# What is being asked
Pull every line that holds the word "fits" from the entries.

# Provided records

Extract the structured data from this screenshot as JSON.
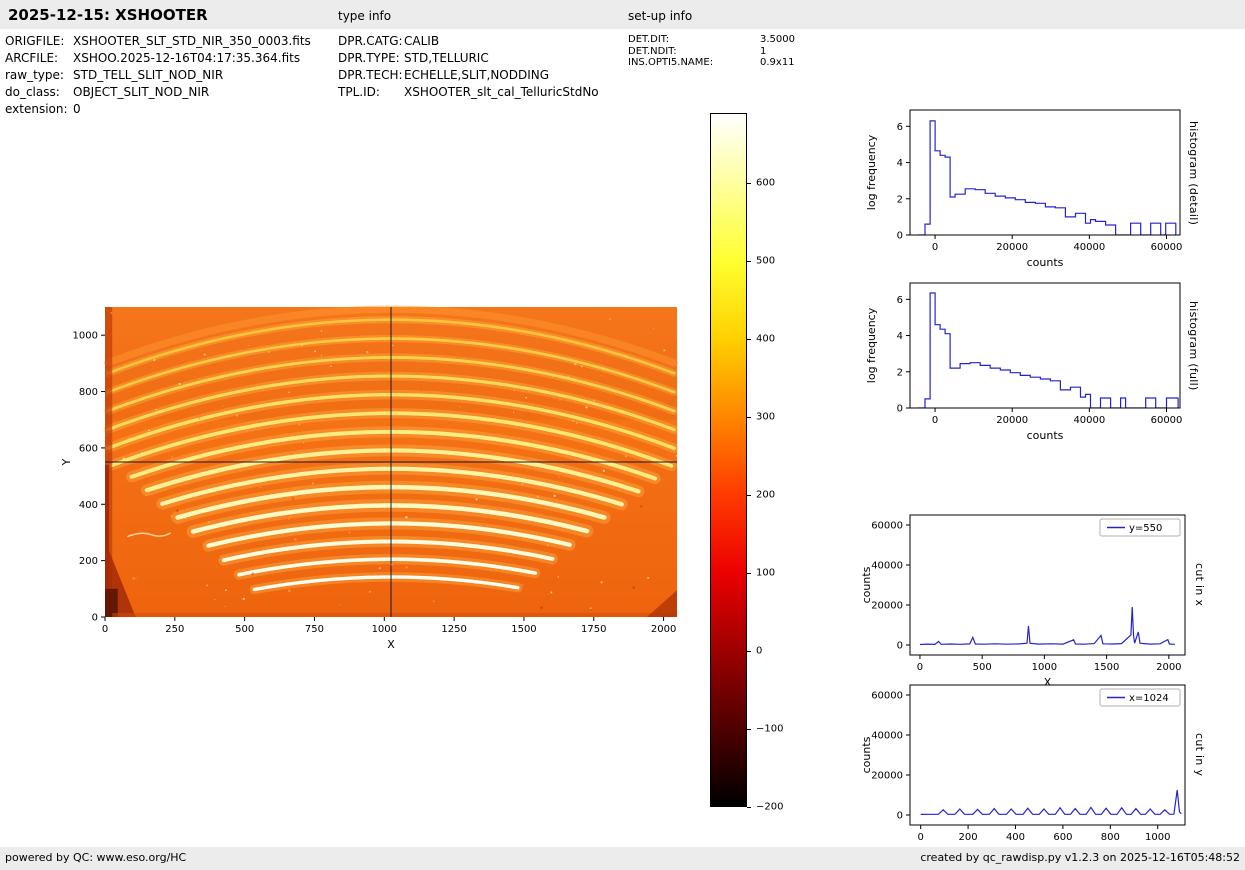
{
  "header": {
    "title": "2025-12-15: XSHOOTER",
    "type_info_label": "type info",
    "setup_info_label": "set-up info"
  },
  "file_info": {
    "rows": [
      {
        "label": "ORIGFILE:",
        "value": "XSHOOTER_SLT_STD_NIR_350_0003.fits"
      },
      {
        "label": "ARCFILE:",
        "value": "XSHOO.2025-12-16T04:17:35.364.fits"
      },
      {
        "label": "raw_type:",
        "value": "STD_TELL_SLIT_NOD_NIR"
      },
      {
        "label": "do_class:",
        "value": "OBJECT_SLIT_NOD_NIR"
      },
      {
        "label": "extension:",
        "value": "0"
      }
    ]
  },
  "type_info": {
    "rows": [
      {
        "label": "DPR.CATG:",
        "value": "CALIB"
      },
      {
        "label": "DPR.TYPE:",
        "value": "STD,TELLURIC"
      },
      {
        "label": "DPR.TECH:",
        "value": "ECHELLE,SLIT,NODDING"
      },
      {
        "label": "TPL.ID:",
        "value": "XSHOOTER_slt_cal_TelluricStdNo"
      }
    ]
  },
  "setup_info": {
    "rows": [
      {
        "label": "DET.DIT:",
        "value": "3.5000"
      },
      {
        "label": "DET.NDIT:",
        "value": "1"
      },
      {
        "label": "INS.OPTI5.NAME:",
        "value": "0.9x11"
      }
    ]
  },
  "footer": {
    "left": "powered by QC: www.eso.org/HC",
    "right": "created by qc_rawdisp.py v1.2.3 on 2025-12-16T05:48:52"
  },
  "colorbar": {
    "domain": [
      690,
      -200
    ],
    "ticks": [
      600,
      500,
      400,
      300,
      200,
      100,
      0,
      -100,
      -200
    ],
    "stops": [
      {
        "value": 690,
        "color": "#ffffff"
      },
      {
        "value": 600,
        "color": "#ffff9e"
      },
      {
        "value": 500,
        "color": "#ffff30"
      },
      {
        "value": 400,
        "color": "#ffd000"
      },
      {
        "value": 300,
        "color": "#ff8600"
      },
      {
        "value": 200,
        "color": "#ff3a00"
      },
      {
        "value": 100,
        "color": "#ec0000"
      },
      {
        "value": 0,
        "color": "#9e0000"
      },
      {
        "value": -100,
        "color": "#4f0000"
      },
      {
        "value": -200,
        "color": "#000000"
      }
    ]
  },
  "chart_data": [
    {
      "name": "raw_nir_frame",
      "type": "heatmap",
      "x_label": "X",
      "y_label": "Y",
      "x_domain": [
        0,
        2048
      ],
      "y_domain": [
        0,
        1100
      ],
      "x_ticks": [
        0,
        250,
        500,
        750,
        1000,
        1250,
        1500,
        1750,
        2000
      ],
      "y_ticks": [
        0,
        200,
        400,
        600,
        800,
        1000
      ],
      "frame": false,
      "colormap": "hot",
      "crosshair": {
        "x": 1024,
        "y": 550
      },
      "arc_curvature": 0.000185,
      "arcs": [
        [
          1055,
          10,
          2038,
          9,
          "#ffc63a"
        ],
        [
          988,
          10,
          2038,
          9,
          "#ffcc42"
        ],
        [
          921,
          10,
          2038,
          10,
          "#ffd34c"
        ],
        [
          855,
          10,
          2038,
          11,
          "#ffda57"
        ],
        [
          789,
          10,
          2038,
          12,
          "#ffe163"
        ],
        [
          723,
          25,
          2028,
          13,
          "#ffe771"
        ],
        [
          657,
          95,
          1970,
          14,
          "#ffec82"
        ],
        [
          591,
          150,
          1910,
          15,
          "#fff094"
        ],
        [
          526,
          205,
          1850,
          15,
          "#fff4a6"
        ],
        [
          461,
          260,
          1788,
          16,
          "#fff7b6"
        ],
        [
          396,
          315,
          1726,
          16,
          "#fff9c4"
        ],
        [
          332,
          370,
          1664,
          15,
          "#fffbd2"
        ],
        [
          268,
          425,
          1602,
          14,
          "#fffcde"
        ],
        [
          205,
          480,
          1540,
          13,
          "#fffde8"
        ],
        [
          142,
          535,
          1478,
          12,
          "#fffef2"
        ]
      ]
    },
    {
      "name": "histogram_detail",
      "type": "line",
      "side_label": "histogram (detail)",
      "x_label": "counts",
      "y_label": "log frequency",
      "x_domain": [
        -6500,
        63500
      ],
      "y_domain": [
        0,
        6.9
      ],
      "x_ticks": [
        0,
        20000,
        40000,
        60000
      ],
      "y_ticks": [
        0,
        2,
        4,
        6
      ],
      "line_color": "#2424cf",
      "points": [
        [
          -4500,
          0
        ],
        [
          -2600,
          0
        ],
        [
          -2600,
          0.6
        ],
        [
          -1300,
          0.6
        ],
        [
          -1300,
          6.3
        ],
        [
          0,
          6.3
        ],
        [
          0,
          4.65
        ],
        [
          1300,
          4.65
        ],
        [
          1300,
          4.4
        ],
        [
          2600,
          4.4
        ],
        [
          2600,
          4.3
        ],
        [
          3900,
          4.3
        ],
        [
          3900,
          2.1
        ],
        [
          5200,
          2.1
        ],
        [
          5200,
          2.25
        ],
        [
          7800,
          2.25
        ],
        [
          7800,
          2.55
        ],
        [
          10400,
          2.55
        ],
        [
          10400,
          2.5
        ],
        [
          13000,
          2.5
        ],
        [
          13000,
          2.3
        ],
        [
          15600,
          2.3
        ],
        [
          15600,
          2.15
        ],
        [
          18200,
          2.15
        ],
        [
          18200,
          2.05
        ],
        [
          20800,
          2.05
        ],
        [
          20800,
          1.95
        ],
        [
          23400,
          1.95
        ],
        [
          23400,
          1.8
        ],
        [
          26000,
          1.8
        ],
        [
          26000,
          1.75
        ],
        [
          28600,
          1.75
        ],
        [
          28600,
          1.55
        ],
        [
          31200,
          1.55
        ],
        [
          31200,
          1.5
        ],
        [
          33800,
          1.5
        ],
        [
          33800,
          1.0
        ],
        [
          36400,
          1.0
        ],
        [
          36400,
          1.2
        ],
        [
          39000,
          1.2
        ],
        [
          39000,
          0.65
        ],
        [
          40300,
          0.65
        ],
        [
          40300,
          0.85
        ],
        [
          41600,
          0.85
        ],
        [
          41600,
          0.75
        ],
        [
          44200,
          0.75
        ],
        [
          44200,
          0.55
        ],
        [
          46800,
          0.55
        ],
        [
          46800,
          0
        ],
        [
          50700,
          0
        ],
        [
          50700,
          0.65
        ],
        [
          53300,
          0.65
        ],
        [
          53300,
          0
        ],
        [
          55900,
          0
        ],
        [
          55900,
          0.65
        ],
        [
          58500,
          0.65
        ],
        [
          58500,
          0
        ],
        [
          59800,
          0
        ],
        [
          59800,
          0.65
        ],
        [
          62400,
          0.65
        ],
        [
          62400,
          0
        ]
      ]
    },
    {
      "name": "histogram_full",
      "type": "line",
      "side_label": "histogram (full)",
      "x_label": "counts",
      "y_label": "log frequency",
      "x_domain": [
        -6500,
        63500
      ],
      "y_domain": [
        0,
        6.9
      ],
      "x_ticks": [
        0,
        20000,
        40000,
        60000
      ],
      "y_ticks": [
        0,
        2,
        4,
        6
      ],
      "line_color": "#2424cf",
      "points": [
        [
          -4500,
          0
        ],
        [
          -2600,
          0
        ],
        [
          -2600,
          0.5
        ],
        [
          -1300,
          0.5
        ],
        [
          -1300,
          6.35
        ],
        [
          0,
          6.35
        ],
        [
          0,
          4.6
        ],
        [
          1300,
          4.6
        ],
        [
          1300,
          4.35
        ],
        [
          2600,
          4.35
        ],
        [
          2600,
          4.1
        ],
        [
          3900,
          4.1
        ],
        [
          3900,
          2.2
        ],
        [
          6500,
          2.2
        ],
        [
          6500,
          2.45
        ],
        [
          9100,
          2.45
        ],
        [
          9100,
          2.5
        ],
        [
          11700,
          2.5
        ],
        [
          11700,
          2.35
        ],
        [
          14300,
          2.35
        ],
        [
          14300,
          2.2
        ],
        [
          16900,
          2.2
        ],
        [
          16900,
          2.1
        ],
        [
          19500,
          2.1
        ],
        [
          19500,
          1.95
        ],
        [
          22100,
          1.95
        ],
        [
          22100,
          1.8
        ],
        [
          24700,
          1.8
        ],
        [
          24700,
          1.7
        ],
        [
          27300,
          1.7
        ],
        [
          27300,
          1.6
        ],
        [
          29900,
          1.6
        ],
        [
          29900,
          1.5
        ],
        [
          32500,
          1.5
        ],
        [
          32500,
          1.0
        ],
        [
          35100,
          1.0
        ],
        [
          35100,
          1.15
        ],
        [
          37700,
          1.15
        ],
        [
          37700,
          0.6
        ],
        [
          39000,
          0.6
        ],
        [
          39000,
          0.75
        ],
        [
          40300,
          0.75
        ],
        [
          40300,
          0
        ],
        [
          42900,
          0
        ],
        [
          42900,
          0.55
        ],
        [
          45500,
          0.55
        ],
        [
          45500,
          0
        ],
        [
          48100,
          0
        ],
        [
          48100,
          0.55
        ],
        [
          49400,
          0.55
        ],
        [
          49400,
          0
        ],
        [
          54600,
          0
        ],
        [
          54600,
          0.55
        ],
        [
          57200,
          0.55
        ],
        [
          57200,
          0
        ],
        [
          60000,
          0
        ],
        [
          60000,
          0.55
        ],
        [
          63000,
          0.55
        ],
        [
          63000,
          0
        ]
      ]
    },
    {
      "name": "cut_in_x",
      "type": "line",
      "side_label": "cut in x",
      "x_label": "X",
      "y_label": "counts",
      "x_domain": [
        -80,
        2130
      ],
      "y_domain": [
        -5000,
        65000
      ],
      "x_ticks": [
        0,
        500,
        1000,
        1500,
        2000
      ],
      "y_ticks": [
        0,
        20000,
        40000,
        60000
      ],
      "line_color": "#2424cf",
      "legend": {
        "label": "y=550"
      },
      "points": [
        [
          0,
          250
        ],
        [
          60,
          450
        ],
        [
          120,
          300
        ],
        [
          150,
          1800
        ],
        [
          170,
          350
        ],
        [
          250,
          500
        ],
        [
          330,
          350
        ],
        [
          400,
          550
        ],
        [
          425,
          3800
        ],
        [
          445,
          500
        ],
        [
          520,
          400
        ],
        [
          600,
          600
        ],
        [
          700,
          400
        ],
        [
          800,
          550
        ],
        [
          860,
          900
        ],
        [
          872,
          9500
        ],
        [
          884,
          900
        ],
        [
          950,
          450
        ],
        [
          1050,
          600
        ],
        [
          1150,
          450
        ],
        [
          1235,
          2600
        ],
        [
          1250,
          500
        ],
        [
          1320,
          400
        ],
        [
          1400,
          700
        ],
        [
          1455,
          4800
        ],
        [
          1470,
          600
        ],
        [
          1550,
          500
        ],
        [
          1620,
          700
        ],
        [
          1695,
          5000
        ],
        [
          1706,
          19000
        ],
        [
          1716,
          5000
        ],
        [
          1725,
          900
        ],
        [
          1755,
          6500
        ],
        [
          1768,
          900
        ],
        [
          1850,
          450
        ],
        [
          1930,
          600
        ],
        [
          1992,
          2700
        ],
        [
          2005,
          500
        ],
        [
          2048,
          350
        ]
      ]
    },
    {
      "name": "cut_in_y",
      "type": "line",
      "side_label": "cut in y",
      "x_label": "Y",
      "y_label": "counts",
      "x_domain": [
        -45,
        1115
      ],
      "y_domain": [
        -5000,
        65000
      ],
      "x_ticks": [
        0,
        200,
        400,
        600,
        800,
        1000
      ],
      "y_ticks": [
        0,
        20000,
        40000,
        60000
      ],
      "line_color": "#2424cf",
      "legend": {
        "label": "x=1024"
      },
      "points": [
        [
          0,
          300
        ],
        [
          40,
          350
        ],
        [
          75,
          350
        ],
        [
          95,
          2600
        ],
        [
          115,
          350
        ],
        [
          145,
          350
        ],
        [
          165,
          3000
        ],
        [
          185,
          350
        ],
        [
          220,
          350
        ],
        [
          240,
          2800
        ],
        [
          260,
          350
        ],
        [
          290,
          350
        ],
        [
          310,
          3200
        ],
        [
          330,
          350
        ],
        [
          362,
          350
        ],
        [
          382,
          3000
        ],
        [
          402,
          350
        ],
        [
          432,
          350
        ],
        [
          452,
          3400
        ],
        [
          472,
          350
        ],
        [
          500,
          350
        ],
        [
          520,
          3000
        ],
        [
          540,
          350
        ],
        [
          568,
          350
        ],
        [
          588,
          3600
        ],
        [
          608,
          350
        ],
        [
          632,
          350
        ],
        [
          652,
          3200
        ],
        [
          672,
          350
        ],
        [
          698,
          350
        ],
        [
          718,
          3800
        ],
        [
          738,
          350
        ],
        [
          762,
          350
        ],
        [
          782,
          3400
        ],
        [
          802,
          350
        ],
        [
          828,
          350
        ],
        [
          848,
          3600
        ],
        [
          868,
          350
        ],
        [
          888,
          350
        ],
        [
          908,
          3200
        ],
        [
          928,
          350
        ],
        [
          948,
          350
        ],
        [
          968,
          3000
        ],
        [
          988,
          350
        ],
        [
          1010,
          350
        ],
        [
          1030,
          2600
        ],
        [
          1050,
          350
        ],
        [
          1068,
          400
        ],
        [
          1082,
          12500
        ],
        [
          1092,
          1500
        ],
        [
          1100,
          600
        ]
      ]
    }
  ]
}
--
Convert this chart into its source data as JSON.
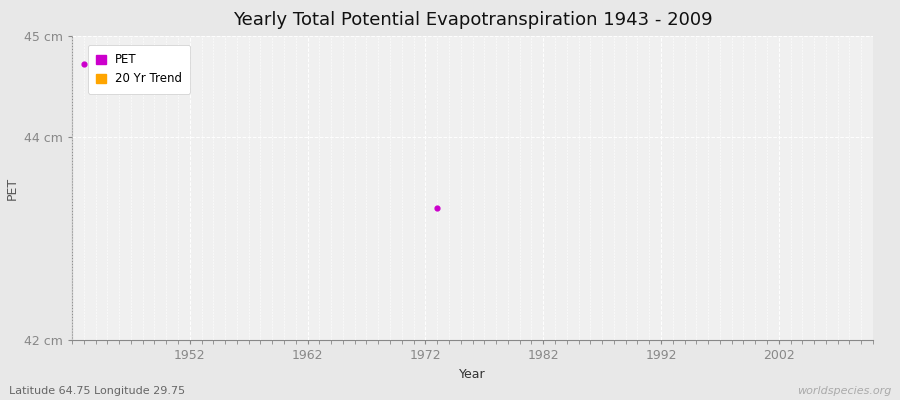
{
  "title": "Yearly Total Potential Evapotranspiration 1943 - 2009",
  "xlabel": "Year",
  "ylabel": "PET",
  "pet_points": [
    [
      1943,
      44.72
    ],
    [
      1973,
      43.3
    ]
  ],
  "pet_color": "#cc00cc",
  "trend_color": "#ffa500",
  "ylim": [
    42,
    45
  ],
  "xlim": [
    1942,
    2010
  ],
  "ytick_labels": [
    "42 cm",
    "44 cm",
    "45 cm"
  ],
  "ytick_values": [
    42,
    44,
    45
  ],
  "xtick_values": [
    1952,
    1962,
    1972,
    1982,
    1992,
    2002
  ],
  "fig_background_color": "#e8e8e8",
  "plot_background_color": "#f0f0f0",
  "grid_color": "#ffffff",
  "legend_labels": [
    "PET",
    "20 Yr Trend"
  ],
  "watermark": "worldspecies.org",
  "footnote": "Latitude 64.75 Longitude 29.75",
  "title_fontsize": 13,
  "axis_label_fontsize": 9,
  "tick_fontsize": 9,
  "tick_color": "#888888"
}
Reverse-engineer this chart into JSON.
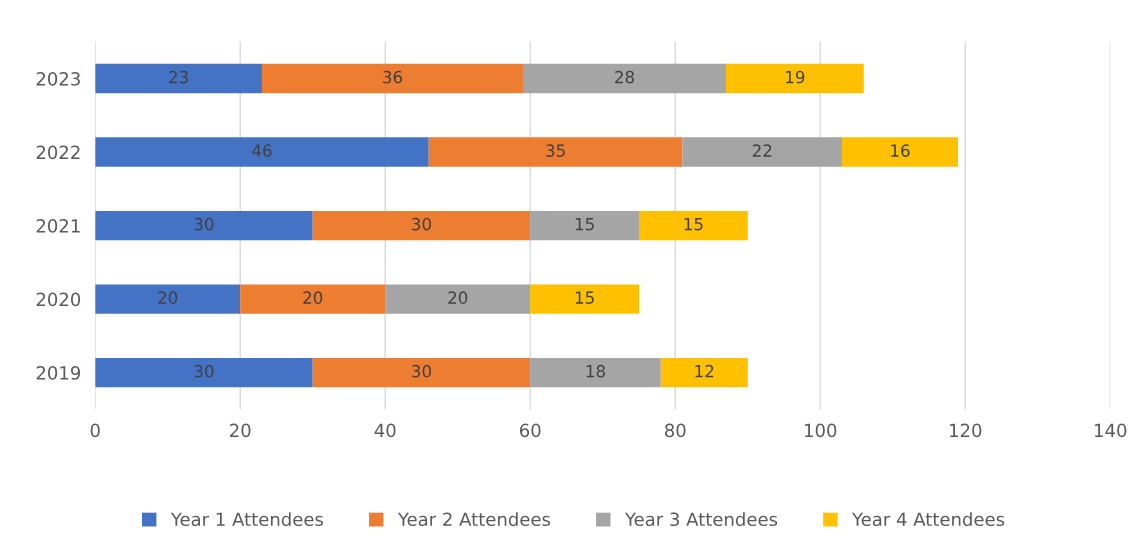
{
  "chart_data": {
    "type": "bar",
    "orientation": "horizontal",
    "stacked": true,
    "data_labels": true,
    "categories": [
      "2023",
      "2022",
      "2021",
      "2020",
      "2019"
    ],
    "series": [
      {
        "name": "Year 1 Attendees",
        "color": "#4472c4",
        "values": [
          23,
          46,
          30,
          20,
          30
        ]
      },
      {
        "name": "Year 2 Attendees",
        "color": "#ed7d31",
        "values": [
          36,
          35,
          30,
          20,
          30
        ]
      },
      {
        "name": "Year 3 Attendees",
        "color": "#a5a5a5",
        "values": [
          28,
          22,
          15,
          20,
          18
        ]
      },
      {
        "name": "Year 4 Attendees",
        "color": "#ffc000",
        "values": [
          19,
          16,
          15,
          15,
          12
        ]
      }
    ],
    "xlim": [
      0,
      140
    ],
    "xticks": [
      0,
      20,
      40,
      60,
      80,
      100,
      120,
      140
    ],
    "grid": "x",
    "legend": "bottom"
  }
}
...
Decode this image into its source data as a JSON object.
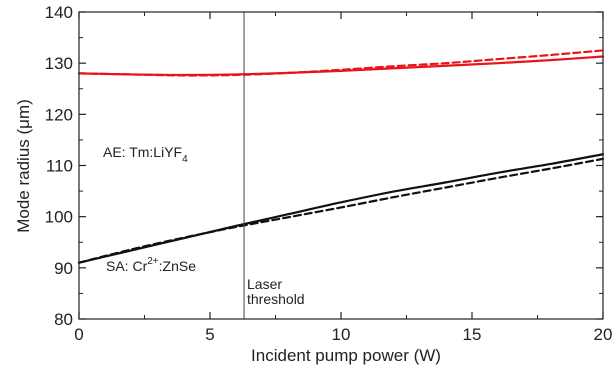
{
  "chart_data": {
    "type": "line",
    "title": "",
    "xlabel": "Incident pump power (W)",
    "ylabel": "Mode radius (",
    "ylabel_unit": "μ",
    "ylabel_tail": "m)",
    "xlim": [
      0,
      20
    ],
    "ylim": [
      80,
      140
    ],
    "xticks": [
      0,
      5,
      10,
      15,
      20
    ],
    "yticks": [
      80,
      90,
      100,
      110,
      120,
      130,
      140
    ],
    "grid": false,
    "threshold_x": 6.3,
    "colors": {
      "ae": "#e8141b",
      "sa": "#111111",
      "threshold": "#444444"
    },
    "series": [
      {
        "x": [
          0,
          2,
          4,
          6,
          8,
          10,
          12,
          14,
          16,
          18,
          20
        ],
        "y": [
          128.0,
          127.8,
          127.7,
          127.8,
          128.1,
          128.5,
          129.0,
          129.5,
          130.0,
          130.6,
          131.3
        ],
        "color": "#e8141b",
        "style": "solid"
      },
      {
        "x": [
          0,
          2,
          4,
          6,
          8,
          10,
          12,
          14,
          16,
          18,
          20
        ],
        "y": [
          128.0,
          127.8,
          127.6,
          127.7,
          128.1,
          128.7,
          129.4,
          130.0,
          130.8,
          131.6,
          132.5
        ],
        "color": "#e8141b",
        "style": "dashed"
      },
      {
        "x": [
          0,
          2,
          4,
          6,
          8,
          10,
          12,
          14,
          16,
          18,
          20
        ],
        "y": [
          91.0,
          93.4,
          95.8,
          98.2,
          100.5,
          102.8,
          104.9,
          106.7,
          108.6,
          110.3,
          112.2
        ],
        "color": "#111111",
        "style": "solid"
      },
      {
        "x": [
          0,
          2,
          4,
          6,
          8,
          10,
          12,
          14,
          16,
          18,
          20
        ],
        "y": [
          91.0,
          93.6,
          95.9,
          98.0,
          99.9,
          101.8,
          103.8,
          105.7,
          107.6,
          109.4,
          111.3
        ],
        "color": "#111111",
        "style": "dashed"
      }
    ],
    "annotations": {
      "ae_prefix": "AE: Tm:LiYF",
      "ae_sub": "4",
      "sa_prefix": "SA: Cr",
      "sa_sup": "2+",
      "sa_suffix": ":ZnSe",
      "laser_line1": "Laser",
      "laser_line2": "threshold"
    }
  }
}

# Answer for this exercise
        "value": "XSHOOTER_SLT_STD_NIR_350_0003.fits"
        "value": "XSHOO.2025-12-16T04:17:35.364.fits"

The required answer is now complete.